▶ **Document extract**
★ ★ ★ ★ ★
The Palestinian bid to join the International Criminal Court (ICC) is damaging to the peace process and must be stopped, four expert witnesses told the House Foreign Affairs Committee yesterday. The four witness were Jonathan Schanzer, Vice-President for Research at the Foundation for Defense of Democracies; Eugene Kontorovich, professor at Northwestern University School of Law; Danielle Pletka, Senior Vice President of the American Enterprise Institute; and David Makovsksy, Ziegler Distinguished Fellow at The Washington Institute for Near East Policy.

Schanzer’s published testimony (.pdf) focused on the “Palestine 194” plan,  which is “shorthand for their push to become the 194th state at the United Nations.” He noted that the bid by the Palestinian Authority (PA) to join the ICC is “the latest manifestation—perhaps the culmination” of this campaign, which the PA “has waged for ten years.”

Schanzer noted that one of the reasons Secretary of State John Kerry launched an effort to get Israel and the PA to negotiate was in order to derail the Palestinian campaign. PA President Mahmoud Abbas promised to hold off on the campaign while negotiations were ongoing, but “it was a promise they would not keep,” when in April of last year Abbas announce that the PA “would join 15 international organizations and conventions.”

Israel objects to the Palestine 194 campaign and the ICC bid, as Schanzer explains, “because both are violations of the Oslo Accords.”

Kontorovich echoed Schanzer’s concerns in his published testimony (.pdf), observing:

On the diplomatic front, the Palestinian Authority’s ICC bid represents a rejection and termination of negotiations with Israel as the exclusive method of determining all “final status” issues. That repudiates what has been for decades central pillar of U.S. diplomacy with regards to the conflict. Moreover, it represents a violation of two provisions of the Oslo Accords: not to seek a final determination of the status of disputed territory outside of negotiations, and exclusive Israeli jurisdiction over its nationals in the West Bank. The Palestinians are asking to have both their statehood and borders declared by the ICC, without Palestinian compromise or Israeli consent, and to give to the Court a jurisdiction over Israeli civilians that the PA does not possess. As the guarantor of the Oslo Accords, the U.S.’s diplomatic credibility with its allies, and in the [Middle East] Peace Process, depends on responding to this breach.

In her testimony (.pdf), Pletka spelled out the PA’s ultimate goal if the ICC bid is successful:

What Palestinian leaders want from the ICC ultimately is international criminal indictments, not just of individual members of the IDF and Israeli intelligence services, but most importantly, the national leadership of Israel—both its democratically elected leaders and its top military commanders and other officials of its security ministries. They want the Court to indict such officials and turn them into international fugitives, unable to leave Israel for fear of arrest. Their aim is to both harass them as individuals, and to delegitimize Israel by establishing as a fact that many of its top leaders have been indicted for war crimes and are being harbored by the Israeli government from international justice. So this has to be regarded as a serious escalation by the Palestinians.
★ ★ ★ ★ ★
▶ **Records for processing**
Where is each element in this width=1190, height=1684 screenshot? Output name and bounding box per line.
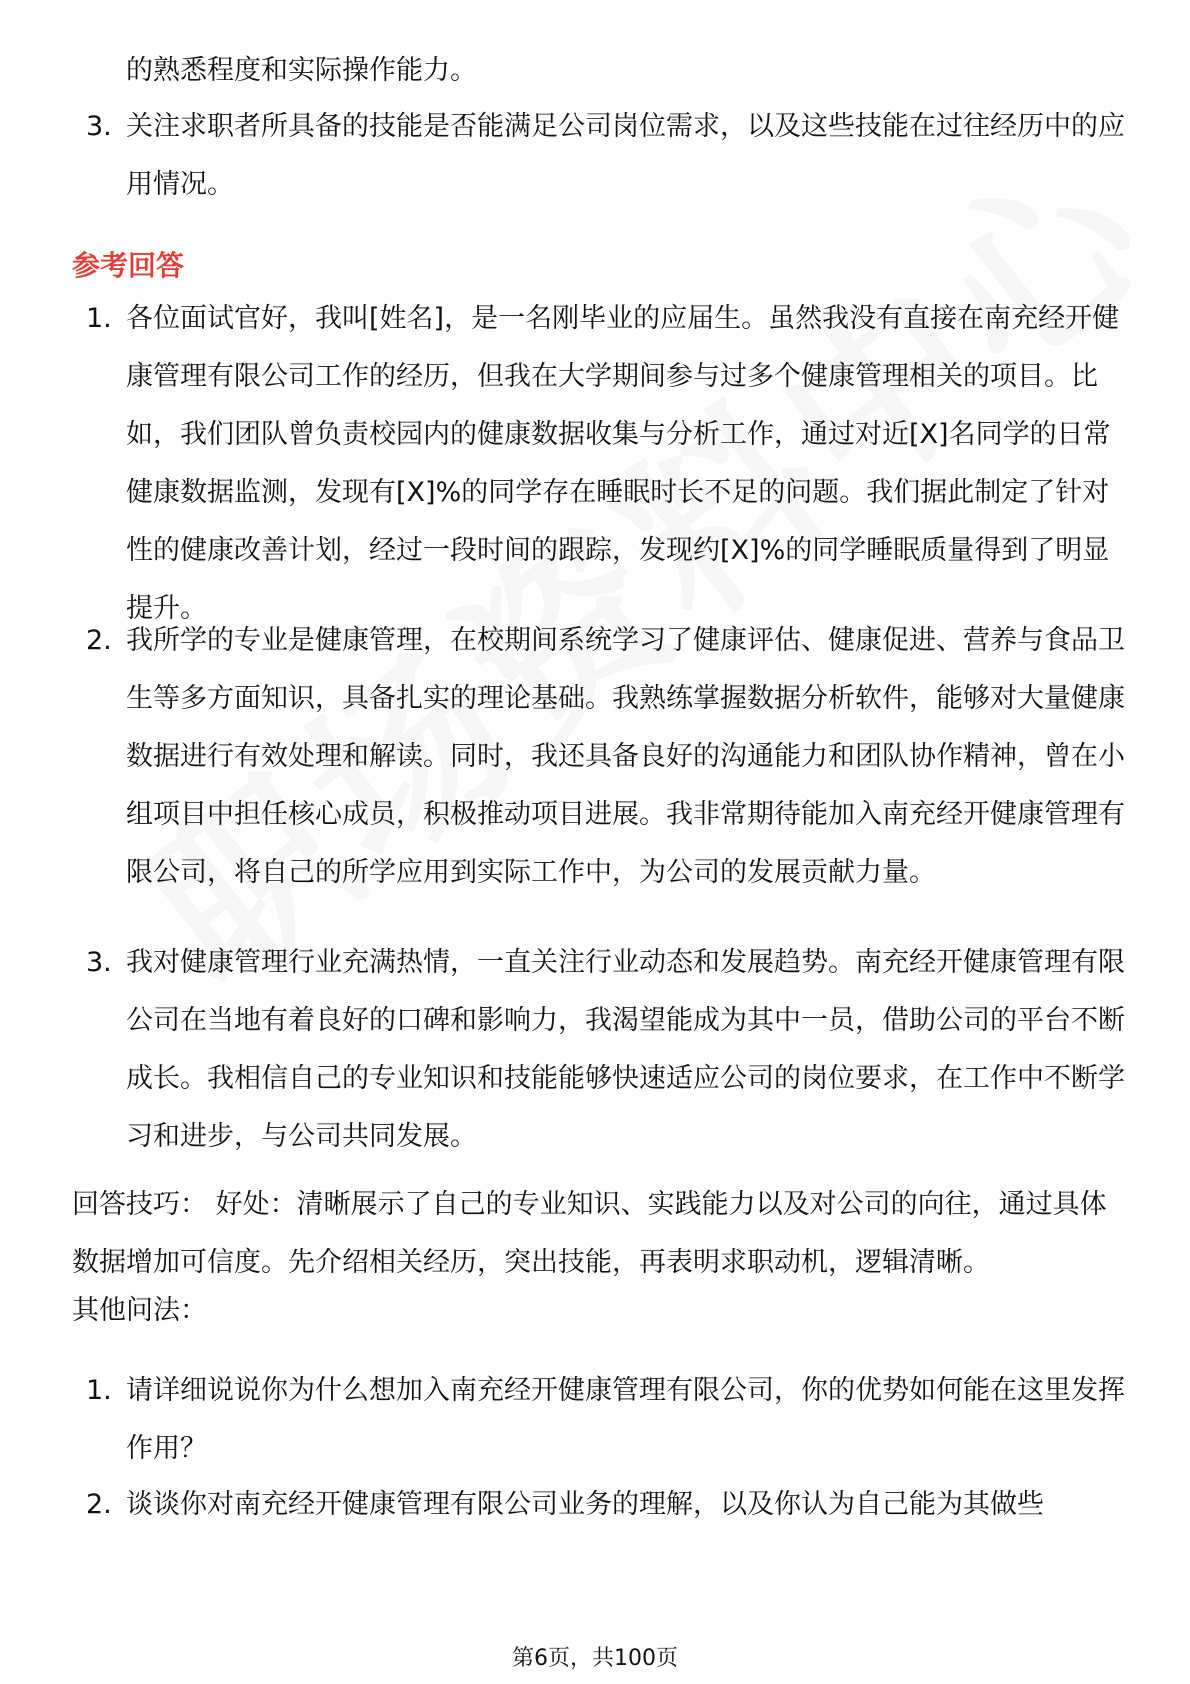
other-question-2	[86, 1476, 1132, 1534]
other-questions-label: 其他问法：	[72, 1295, 207, 1326]
answer-tips: 回答技巧： 好处：清晰展示了自己的专业知识、实践能力以及对公司的向往，通过具体数据增加可信度。先介绍相关经历，突出技能，再表明求职动机，逻辑清晰。	[72, 1189, 1107, 1278]
list-item	[86, 98, 1132, 214]
page-footer: 第6页，共100页	[512, 1646, 678, 1671]
continuation-text: 的熟悉程度和实际操作能力。	[126, 55, 477, 86]
answer-item-2	[86, 612, 1132, 902]
answer-item-1	[86, 290, 1132, 638]
list-number: 2.	[86, 1489, 112, 1520]
list-text: 关注求职者所具备的技能是否能满足公司岗位需求，以及这些技能在过往经历中的应用情况。	[126, 111, 1125, 200]
list-text: 我对健康管理行业充满热情，一直关注行业动态和发展趋势。南充经开健康管理有限公司在当地有着良好的口碑和影响力，我渴望能成为其中一员，借助公司的平台不断成长。我相信自己的专业知识和技能能够快速适应公司的岗位要求，在工作中不断学习和进步，与公司共同发展。	[126, 947, 1125, 1152]
list-text: 请详细说说你为什么想加入南充经开健康管理有限公司，你的优势如何能在这里发挥作用？	[126, 1375, 1125, 1464]
other-question-1	[86, 1362, 1132, 1478]
section-heading: 参考回答	[72, 249, 185, 282]
answer-item-3	[86, 934, 1132, 1166]
list-text: 我所学的专业是健康管理，在校期间系统学习了健康评估、健康促进、营养与食品卫生等多方面知识，具备扎实的理论基础。我熟练掌握数据分析软件，能够对大量健康数据进行有效处理和解读。同时，我还具备良好的沟通能力和团队协作精神，曾在小组项目中担任核心成员，积极推动项目进展。我非常期待能加入南充经开健康管理有限公司，将自己的所学应用到实际工作中，为公司的发展贡献力量。	[126, 625, 1125, 888]
list-number: 2.	[86, 625, 112, 656]
list-number: 1.	[86, 303, 112, 334]
list-number: 3.	[86, 111, 112, 142]
list-text: 谈谈你对南充经开健康管理有限公司业务的理解，以及你认为自己能为其做些	[126, 1489, 1044, 1520]
list-number: 3.	[86, 947, 112, 978]
list-text: 各位面试官好，我叫[姓名]，是一名刚毕业的应届生。虽然我没有直接在南充经开健康管理有限公司工作的经历，但我在大学期间参与过多个健康管理相关的项目。比如，我们团队曾负责校园内的健康数据收集与分析工作，通过对近[X]名同学的日常健康数据监测，发现有[X]%的同学存在睡眠时长不足的问题。我们据此制定了针对性的健康改善计划，经过一段时间的跟踪，发现约[X]%的同学睡眠质量得到了明显提升。	[126, 303, 1120, 624]
list-number: 1.	[86, 1375, 112, 1406]
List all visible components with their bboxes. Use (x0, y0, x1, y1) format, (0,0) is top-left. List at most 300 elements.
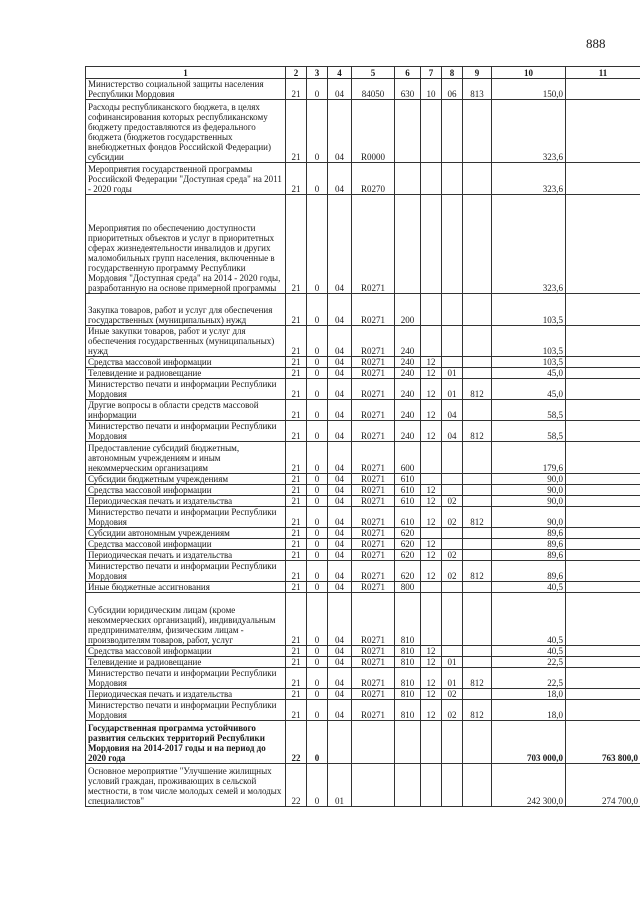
★ ★ ★ ★ ★
▶ **Exercise 1**
Render the rows from the line containing "1476, 1132, 1534]" through the line containing "290, 1132, 638]" as a JSON list of strings, one string per line, omitting any blank lines.
▶ **Exercise 2**
Carry on the article about the Palestinian ICC bid from the point where it stops.

▶ **Response 1**
[
  "other-question-2\t[86, 1476, 1132, 1534]",
  "other-questions-label: 其他问法：\t[72, 1295, 207, 1326]",
  "answer-tips: 回答技巧： 好处：清晰展示了自己的专业知识、实践能力以及对公司的向往，通过具体数据增加可信度。先介绍相关经历，突出技能，再表明求职动机，逻辑清晰。\t[72, 1189, 1107, 1278]",
  "list-item\t[86, 98, 1132, 214]",
  "page-footer: 第6页，共100页\t[512, 1646, 678, 1671]",
  "continuation-text: 的熟悉程度和实际操作能力。\t[126, 55, 477, 86]",
  "answer-item-2\t[86, 612, 1132, 902]",
  "answer-item-1\t[86, 290, 1132, 638]"
]

▶ **Response 2**
Makovsky pointed out in his testimony (.pdf) that Israel is perfectly justified in its anger at this move:

The net effect of this Palestinian approach is to lead to a further deterioration in the relationship between Prime Minister Binyamin Netanyahu and President Abbas. It is hard to negotiate with someone when you want the world to equate him with Serbia’s Milosovec.

In different ways, each of the experts alluded to another reason the United States must forestall the Palestinian ICC bid: To protect the United States and its citizens from similar efforts. If the PA is allowed to move forward with its efforts to indict Israeli officials and soldiers, in the words of Kontorovich, “Such decisions would set precedents that could then be used aggressively against US troops and officials, who are already the subject of an examination by the Prosecutor.”

Answering a question from Chairman Ileana Ros-Lehtinen ( R-Fla.), Schanzer addressed another critical issue with regard to the Palestinian campaign to avoid negotiating with Israel.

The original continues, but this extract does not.